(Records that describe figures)

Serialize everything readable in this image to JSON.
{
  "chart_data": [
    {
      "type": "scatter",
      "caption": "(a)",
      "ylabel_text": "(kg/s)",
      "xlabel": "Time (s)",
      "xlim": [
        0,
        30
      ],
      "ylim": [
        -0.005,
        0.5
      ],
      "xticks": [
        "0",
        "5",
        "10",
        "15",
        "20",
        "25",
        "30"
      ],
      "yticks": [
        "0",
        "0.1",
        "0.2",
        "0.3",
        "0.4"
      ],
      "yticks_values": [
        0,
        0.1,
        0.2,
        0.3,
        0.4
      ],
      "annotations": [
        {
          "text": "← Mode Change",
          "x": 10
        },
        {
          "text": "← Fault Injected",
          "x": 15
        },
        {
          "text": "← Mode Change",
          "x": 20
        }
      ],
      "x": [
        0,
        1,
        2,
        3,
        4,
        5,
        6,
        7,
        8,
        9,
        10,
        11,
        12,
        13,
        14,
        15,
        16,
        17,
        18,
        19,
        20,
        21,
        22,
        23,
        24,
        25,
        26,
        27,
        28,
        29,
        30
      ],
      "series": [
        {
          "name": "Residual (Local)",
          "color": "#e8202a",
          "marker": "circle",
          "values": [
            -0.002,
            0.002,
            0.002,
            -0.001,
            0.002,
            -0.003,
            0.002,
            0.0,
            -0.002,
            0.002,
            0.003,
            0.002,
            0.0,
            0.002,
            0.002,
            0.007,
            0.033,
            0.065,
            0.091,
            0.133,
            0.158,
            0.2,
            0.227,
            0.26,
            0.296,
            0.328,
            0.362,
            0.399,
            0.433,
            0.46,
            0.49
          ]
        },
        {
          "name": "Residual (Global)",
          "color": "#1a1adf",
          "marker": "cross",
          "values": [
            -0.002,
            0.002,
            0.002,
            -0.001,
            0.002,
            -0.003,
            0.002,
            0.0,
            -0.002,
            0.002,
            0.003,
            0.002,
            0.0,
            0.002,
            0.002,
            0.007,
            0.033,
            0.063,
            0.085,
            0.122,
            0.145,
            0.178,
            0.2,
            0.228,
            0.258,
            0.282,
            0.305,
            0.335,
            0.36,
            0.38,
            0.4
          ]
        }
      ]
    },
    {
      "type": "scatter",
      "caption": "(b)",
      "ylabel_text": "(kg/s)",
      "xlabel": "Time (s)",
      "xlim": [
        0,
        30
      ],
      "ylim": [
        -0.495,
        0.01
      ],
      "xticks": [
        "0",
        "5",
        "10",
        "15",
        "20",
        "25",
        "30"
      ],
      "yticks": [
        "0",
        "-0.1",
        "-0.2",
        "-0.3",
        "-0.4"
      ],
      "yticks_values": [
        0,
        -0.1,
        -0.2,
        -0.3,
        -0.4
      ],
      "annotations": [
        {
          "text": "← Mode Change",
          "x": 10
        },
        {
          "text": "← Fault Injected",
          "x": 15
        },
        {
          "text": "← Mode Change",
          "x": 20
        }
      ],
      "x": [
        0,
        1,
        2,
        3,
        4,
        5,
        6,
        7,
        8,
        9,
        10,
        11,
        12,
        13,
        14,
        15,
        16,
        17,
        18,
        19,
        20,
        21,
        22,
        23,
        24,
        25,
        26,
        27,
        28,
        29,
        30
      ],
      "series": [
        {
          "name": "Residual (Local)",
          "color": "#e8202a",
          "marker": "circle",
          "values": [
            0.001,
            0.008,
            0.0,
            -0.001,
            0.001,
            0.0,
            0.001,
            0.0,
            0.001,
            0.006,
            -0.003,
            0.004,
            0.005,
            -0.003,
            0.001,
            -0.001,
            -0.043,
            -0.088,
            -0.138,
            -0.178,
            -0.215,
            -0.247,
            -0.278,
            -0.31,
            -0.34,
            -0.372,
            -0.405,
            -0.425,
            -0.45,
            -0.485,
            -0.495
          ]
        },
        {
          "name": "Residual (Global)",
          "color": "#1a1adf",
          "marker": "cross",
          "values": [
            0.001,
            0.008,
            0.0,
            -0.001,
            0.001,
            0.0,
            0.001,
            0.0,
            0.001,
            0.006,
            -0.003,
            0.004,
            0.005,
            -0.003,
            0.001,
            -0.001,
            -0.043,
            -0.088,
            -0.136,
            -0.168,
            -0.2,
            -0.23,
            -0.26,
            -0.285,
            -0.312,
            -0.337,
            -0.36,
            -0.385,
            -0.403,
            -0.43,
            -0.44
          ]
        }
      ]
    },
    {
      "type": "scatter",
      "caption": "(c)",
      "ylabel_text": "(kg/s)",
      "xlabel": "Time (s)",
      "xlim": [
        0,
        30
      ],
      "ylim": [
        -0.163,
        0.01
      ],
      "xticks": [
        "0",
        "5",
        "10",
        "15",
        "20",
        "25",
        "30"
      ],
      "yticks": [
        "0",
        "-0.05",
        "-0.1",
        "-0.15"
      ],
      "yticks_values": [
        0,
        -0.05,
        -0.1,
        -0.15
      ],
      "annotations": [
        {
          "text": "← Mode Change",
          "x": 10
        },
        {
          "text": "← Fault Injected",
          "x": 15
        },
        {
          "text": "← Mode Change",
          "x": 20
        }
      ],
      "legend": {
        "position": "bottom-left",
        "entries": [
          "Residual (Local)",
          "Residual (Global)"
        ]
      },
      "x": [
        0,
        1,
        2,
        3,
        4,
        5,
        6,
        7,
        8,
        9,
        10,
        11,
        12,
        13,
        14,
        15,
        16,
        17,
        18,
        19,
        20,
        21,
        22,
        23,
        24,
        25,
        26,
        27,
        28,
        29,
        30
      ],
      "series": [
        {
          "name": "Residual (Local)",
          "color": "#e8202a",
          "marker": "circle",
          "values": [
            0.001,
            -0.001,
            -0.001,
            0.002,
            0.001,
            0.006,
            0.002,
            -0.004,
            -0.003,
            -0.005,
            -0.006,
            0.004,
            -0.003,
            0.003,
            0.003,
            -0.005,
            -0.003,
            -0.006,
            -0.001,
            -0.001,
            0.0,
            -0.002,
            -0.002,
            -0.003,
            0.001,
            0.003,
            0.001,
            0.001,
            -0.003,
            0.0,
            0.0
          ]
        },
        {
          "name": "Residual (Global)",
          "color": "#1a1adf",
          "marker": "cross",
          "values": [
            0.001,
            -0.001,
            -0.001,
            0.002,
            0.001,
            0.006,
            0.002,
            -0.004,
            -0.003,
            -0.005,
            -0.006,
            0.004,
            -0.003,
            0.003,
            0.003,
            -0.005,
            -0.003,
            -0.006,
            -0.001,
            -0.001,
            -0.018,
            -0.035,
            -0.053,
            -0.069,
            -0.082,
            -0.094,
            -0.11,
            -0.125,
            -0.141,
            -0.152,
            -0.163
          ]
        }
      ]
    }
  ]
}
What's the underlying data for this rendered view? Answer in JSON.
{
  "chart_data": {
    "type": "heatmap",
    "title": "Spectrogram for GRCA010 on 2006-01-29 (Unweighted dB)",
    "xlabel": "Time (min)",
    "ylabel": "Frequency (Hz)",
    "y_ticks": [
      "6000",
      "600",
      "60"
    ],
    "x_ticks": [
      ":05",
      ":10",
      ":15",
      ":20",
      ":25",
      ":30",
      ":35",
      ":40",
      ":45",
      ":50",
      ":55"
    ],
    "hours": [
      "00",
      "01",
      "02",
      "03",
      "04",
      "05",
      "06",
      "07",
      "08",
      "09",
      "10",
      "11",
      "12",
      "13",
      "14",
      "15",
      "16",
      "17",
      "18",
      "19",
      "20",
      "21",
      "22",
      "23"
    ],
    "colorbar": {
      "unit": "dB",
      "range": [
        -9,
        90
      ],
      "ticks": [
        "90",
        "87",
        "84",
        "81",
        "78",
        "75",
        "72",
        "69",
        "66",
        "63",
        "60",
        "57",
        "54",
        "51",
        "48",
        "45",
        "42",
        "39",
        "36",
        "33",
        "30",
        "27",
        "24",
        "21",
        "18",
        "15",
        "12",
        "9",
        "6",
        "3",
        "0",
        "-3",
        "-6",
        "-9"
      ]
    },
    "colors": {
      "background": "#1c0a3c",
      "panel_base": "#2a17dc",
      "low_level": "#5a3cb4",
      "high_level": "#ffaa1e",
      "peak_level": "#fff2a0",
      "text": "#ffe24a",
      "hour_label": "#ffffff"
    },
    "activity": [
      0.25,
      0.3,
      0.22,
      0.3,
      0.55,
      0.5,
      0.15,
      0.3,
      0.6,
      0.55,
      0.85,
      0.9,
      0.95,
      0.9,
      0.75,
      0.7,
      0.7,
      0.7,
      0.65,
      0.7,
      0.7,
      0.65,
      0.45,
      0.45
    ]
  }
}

*What is asked*
Identify the lines of the entries containing the string "this". Copy each such line.

*Answer to the task*
Serialize everything readable in this image to JSON.
What's the underlying data for this rendered view? Answer in JSON.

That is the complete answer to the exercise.